Scan the material for the word "district", and copy each line where it shows up.

Stored records:
----

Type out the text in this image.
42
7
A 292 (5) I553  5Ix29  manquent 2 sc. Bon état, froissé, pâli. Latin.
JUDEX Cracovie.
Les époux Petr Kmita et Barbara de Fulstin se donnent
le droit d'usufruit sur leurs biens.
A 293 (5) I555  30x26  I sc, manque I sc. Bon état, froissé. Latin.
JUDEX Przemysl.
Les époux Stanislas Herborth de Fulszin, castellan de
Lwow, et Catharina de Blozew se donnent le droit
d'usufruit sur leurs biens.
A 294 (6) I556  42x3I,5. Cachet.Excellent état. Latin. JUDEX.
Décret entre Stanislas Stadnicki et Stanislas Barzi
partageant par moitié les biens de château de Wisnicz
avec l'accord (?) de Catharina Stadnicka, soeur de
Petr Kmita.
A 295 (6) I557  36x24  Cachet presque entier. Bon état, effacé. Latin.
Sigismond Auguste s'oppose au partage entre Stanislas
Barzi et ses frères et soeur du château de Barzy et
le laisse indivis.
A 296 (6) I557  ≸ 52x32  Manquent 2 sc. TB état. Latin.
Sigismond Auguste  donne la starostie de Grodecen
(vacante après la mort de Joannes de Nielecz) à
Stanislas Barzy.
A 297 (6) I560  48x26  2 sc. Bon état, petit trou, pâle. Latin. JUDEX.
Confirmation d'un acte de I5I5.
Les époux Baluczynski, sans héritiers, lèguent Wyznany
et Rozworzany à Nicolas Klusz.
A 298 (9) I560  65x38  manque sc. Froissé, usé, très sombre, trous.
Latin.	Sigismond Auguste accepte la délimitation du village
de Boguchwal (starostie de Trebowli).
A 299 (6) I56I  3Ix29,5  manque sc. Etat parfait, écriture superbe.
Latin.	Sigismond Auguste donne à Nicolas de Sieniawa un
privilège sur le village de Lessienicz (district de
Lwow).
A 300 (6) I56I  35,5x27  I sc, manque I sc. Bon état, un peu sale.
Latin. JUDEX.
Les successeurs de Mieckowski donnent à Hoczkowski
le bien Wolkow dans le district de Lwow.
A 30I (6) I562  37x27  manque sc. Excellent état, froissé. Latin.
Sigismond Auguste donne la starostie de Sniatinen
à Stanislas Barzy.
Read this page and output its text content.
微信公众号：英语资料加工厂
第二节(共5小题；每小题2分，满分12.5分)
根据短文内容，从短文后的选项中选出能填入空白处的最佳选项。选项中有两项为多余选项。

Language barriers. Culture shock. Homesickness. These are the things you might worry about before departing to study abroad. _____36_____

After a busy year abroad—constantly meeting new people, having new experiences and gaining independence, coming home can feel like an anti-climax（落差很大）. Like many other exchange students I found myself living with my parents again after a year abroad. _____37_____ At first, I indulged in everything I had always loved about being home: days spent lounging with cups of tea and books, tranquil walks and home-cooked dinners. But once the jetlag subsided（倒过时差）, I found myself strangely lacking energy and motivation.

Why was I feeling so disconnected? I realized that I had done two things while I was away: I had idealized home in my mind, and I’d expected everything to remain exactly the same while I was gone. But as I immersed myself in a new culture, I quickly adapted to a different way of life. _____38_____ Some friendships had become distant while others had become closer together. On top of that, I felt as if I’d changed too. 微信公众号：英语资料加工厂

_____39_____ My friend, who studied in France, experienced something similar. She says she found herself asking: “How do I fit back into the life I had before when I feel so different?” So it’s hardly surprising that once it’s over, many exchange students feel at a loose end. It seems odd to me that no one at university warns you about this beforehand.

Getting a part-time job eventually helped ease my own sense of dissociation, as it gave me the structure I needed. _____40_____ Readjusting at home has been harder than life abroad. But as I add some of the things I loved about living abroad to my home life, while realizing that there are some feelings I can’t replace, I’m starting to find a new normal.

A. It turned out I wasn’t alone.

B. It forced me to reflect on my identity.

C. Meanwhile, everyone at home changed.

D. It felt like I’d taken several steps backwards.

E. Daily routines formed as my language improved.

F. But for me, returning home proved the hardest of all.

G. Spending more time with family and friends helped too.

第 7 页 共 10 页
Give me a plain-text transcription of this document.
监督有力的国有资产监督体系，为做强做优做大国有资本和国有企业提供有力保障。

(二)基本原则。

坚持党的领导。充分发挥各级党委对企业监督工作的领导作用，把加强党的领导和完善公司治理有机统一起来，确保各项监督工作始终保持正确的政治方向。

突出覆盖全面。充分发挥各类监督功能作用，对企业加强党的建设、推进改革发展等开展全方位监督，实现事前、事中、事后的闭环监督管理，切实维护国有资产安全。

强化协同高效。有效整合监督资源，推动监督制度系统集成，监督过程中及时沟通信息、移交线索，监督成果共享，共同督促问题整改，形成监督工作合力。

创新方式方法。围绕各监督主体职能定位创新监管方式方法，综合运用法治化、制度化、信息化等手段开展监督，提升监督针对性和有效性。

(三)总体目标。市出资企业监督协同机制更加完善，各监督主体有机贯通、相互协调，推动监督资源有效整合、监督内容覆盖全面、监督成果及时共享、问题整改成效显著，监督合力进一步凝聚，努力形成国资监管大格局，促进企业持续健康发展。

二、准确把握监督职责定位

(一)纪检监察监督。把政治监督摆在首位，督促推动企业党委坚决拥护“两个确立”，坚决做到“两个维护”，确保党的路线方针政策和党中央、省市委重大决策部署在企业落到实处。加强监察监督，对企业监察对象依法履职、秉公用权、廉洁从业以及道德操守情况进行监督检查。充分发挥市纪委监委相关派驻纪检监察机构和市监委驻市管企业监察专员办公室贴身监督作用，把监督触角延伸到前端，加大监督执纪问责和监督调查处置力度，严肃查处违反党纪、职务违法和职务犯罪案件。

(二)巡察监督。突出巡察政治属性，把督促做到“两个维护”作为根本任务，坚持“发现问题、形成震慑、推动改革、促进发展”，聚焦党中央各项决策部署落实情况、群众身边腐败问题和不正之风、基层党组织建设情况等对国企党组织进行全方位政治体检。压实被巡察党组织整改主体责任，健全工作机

----

EXERCISE SOLUTION:
privilège sur le village de Lessienicz (district de
le bien Wolkow dans le district de Lwow.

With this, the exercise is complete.